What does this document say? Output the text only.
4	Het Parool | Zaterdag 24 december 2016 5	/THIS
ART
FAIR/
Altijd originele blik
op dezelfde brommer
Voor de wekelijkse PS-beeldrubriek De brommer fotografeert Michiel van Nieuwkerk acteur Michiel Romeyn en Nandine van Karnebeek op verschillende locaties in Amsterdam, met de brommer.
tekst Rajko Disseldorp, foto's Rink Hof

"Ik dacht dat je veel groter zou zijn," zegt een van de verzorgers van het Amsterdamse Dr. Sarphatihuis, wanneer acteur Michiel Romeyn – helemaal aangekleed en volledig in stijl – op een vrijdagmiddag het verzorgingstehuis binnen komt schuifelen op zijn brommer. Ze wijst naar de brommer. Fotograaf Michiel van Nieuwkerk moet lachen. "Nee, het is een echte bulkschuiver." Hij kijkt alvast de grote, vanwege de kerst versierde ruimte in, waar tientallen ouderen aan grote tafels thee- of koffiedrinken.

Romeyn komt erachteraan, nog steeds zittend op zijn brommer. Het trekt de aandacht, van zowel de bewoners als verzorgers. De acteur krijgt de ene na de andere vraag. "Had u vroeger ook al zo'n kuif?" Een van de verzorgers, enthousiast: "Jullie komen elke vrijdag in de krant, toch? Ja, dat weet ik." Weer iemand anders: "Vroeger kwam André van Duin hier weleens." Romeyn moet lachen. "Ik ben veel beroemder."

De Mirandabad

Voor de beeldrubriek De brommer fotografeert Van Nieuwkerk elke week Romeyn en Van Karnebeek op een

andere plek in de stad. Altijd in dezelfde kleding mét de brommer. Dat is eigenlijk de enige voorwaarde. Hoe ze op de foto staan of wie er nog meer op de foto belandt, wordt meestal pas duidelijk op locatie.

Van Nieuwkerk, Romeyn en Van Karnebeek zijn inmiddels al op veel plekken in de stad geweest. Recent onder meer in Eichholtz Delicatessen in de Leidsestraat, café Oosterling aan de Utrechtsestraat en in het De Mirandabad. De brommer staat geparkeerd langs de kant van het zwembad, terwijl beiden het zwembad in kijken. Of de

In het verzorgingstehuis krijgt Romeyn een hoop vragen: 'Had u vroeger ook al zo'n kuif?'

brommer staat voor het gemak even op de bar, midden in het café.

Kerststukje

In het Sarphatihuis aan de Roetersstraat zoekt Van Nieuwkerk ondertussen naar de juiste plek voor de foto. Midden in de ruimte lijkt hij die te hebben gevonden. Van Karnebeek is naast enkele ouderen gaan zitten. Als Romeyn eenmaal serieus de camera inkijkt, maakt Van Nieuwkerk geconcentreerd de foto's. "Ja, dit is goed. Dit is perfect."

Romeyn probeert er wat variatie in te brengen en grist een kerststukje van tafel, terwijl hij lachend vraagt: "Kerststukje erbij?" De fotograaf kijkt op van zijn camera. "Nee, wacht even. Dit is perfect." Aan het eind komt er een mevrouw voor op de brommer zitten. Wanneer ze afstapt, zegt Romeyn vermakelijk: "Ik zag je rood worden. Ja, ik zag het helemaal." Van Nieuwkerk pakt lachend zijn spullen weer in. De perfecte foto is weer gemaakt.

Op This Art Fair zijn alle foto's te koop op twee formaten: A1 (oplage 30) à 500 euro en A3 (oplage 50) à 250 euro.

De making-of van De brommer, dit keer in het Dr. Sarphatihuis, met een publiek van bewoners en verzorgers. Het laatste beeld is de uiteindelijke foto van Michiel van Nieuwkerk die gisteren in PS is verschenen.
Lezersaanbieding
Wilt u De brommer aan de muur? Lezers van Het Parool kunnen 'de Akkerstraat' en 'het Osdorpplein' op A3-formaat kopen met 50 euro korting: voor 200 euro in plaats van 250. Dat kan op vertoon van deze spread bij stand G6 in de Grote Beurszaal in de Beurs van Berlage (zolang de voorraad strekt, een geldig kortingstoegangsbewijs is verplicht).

※

◆ **INSTRUCTION**: Look through the entries above and report each line where the string "naar" occurs.

◆ **EXPECTED ANSWER**:
"Ik dacht dat je veel groter zou zijn," zegt een van de verzorgers van het Amsterdamse Dr. Sarphatihuis, wanneer acteur Michiel Romeyn – helemaal aangekleed en volledig in stijl – op een vrijdagmiddag het verzorgingstehuis binnen komt schuifelen op zijn brommer. Ze wijst naar de brommer. Fotograaf Michiel van Nieuwkerk moet lachen. "Nee, het is een echte bulkschuiver." Hij kijkt alvast de grote, vanwege de kerst versierde ruimte in, waar tientallen ouderen aan grote tafels thee- of koffiedrinken.
In het Sarphatihuis aan de Roetersstraat zoekt Van Nieuwkerk ondertussen naar de juiste plek voor de foto. Midden in de ruimte lijkt hij die te hebben gevonden. Van Karnebeek is naast enkele ouderen gaan zitten. Als Romeyn eenmaal serieus de camera inkijkt, maakt Van Nieuwkerk geconcentreerd de foto's. "Ja, dit is goed. Dit is perfect."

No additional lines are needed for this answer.